-- start --

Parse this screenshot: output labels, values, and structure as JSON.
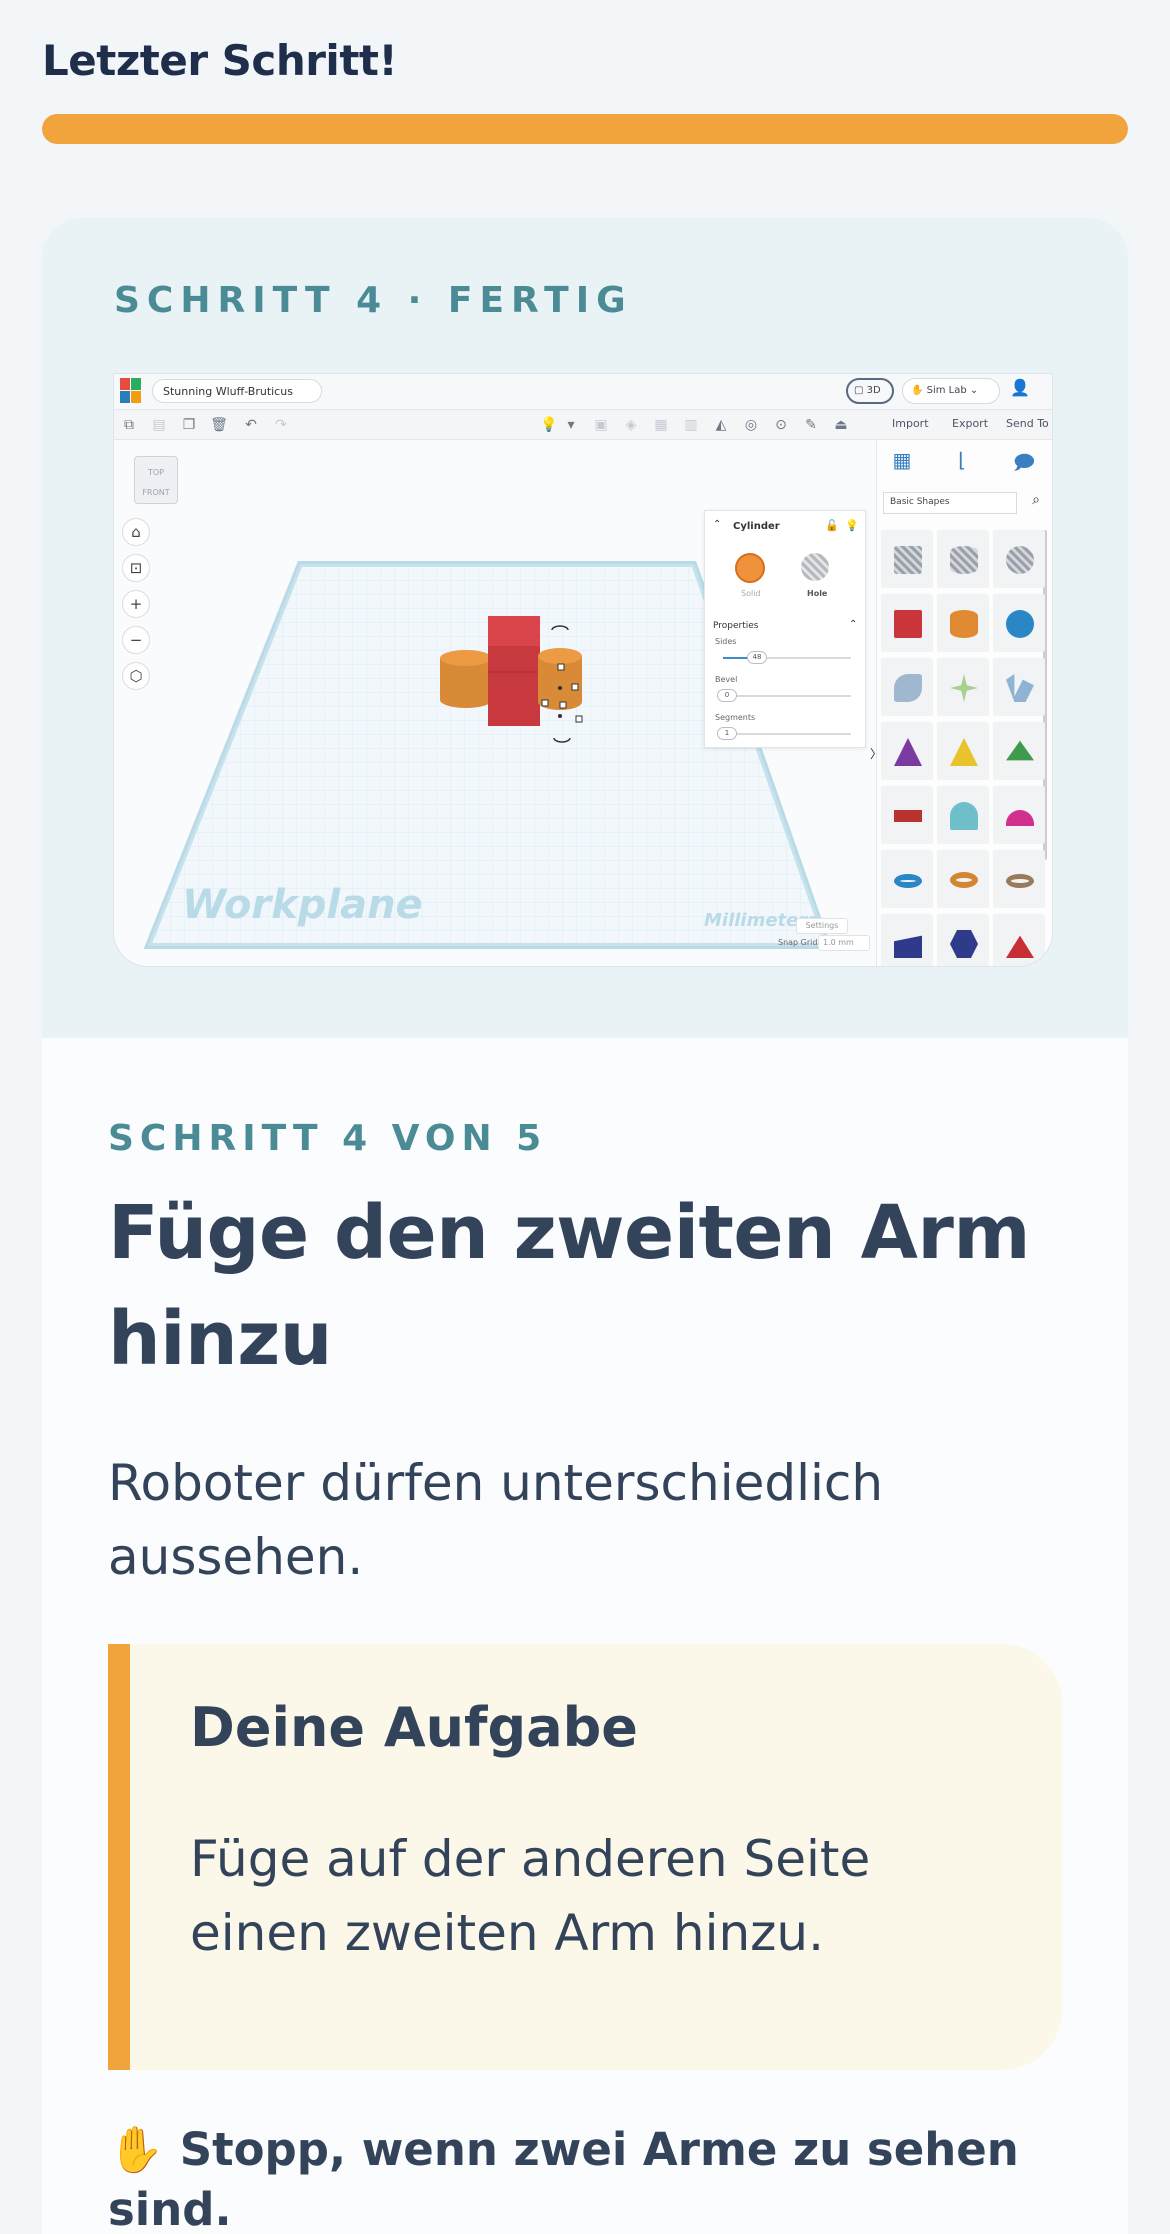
{
  "header": {
    "title": "Letzter Schritt!",
    "progress_percent": 100,
    "progress_color": "#f2a43c"
  },
  "hero": {
    "label": "SCHRITT 4 · FERTIG"
  },
  "screenshot": {
    "project_name": "Stunning Wluff-Bruticus",
    "view_3d_label": "3D",
    "sim_lab_label": "Sim Lab",
    "toolbar": {
      "import": "Import",
      "export": "Export",
      "send_to": "Send To"
    },
    "viewcube": {
      "top": "TOP",
      "front": "FRONT"
    },
    "inspector": {
      "title": "Cylinder",
      "solid_label": "Solid",
      "hole_label": "Hole",
      "properties_label": "Properties",
      "sides_label": "Sides",
      "sides_value": "48",
      "bevel_label": "Bevel",
      "bevel_value": "0",
      "segments_label": "Segments",
      "segments_value": "1"
    },
    "library": {
      "category": "Basic Shapes"
    },
    "workplane_label": "Workplane",
    "units_label": "Millimeters",
    "settings_label": "Settings",
    "snap_grid_label": "Snap Grid",
    "snap_grid_value": "1.0 mm"
  },
  "lesson": {
    "step_label": "SCHRITT 4 VON 5",
    "heading": "Füge den zweiten Arm hinzu",
    "lead": "Roboter dürfen unterschiedlich aussehen.",
    "task_title": "Deine Aufgabe",
    "task_body": "Füge auf der anderen Seite einen zweiten Arm hinzu.",
    "stop_icon": "✋",
    "stop_text": "Stopp, wenn zwei Arme zu sehen sind."
  }
}
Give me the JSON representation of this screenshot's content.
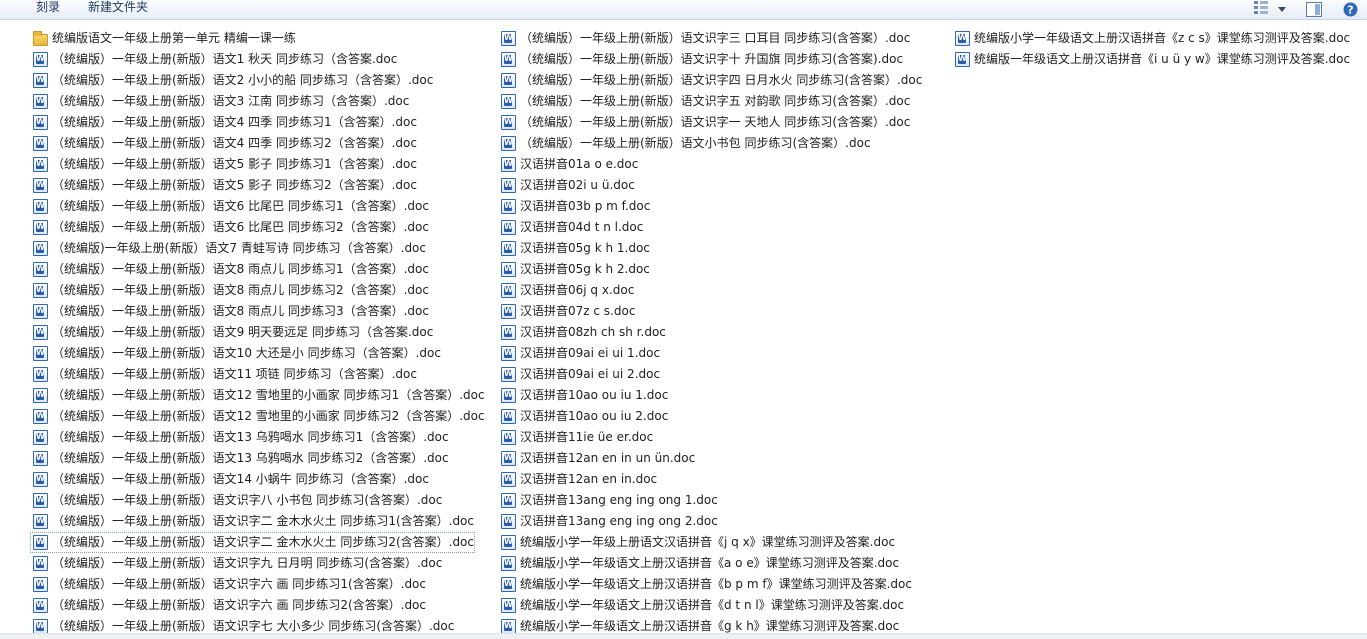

-- end --

What is needed
The records above need to be restated word for word, with the pictures left out.

Exercise answer
Parse this screenshot: output labels, values, and structure as JSON.
{
  "header": {
    "title": "Letzter Schritt!",
    "progress_percent": 100,
    "progress_color": "#f2a43c"
  },
  "hero": {
    "label": "SCHRITT 4 · FERTIG"
  },
  "screenshot": {
    "project_name": "Stunning Wluff-Bruticus",
    "view_3d_label": "3D",
    "sim_lab_label": "Sim Lab",
    "toolbar": {
      "import": "Import",
      "export": "Export",
      "send_to": "Send To"
    },
    "viewcube": {
      "top": "TOP",
      "front": "FRONT"
    },
    "inspector": {
      "title": "Cylinder",
      "solid_label": "Solid",
      "hole_label": "Hole",
      "properties_label": "Properties",
      "sides_label": "Sides",
      "sides_value": "48",
      "bevel_label": "Bevel",
      "bevel_value": "0",
      "segments_label": "Segments",
      "segments_value": "1"
    },
    "library": {
      "category": "Basic Shapes"
    },
    "workplane_label": "Workplane",
    "units_label": "Millimeters",
    "settings_label": "Settings",
    "snap_grid_label": "Snap Grid",
    "snap_grid_value": "1.0 mm"
  },
  "lesson": {
    "step_label": "SCHRITT 4 VON 5",
    "heading": "Füge den zweiten Arm hinzu",
    "lead": "Roboter dürfen unterschiedlich aussehen.",
    "task_title": "Deine Aufgabe",
    "task_body": "Füge auf der anderen Seite einen zweiten Arm hinzu.",
    "stop_icon": "✋",
    "stop_text": "Stopp, wenn zwei Arme zu sehen sind."
  }
}
Give me the JSON representation of this screenshot's content.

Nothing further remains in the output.